** TASK DESCRIPTION **
Copy out the material below with every "Avg Cost" renamed to "Average Cost" and everything else left as it is. Leave the pictures out.

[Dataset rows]
════════════════

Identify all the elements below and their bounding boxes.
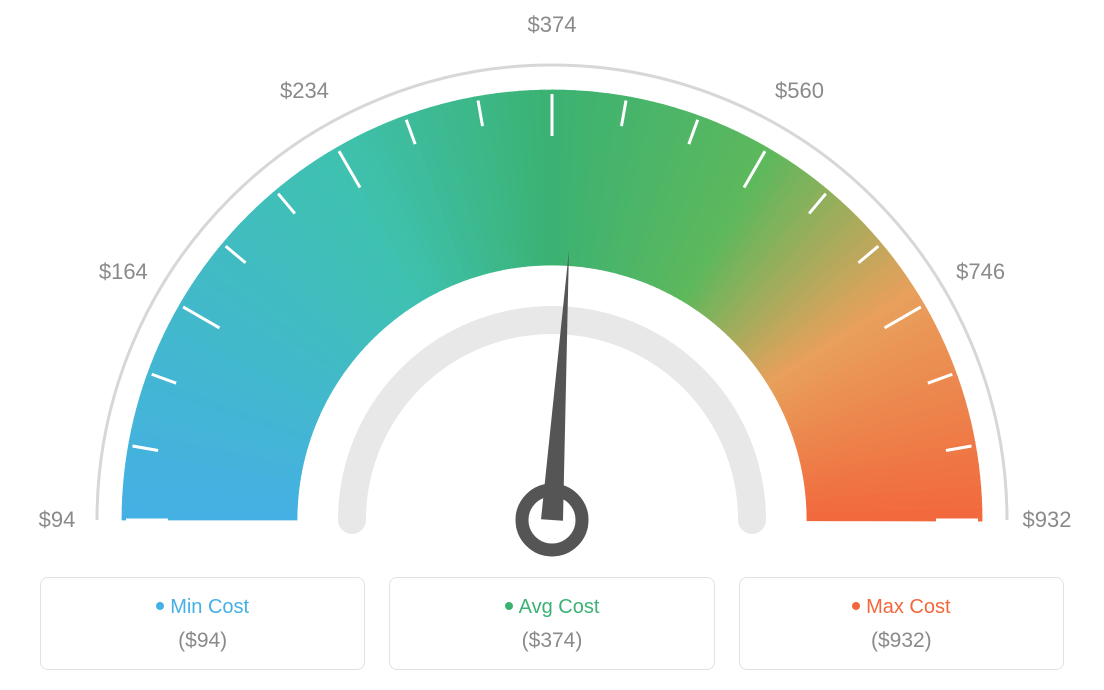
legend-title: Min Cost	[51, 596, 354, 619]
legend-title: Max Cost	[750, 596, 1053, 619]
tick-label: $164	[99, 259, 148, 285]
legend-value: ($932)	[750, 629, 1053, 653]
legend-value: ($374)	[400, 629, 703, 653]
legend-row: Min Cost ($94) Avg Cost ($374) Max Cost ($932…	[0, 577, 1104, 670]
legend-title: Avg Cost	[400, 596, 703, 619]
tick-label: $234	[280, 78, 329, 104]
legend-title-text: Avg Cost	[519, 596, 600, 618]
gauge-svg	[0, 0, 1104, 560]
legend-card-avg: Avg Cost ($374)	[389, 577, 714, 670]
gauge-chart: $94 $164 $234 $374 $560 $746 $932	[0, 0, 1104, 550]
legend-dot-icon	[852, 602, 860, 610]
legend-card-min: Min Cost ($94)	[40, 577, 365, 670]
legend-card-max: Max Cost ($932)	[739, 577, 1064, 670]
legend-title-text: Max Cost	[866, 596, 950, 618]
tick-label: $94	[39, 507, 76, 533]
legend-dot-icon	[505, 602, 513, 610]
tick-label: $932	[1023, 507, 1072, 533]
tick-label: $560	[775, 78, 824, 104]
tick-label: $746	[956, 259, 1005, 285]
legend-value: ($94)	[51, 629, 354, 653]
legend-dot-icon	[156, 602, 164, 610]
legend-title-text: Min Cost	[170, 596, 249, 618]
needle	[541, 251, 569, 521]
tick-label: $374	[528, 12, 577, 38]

════════════════

** EXPECTED ANSWER **
Identify all the elements below and their bounding boxes.
legend-title: Min Cost	[51, 596, 354, 619]
legend-title: Max Cost	[750, 596, 1053, 619]
tick-label: $164	[99, 259, 148, 285]
legend-value: ($932)	[750, 629, 1053, 653]
legend-value: ($374)	[400, 629, 703, 653]
legend-row: Min Cost ($94) Average Cost ($374) Max Cost ($932…	[0, 577, 1104, 670]
legend-title: Average Cost	[400, 596, 703, 619]
tick-label: $234	[280, 78, 329, 104]
legend-title-text: Average Cost	[519, 596, 600, 618]
gauge-svg	[0, 0, 1104, 560]
legend-card-avg: Average Cost ($374)	[389, 577, 714, 670]
gauge-chart: $94 $164 $234 $374 $560 $746 $932	[0, 0, 1104, 550]
legend-dot-icon	[852, 602, 860, 610]
legend-card-min: Min Cost ($94)	[40, 577, 365, 670]
legend-card-max: Max Cost ($932)	[739, 577, 1064, 670]
legend-title-text: Max Cost	[866, 596, 950, 618]
tick-label: $94	[39, 507, 76, 533]
legend-dot-icon	[505, 602, 513, 610]
tick-label: $932	[1023, 507, 1072, 533]
tick-label: $560	[775, 78, 824, 104]
tick-label: $746	[956, 259, 1005, 285]
legend-value: ($94)	[51, 629, 354, 653]
legend-dot-icon	[156, 602, 164, 610]
legend-title-text: Min Cost	[170, 596, 249, 618]
needle	[541, 251, 569, 521]
tick-label: $374	[528, 12, 577, 38]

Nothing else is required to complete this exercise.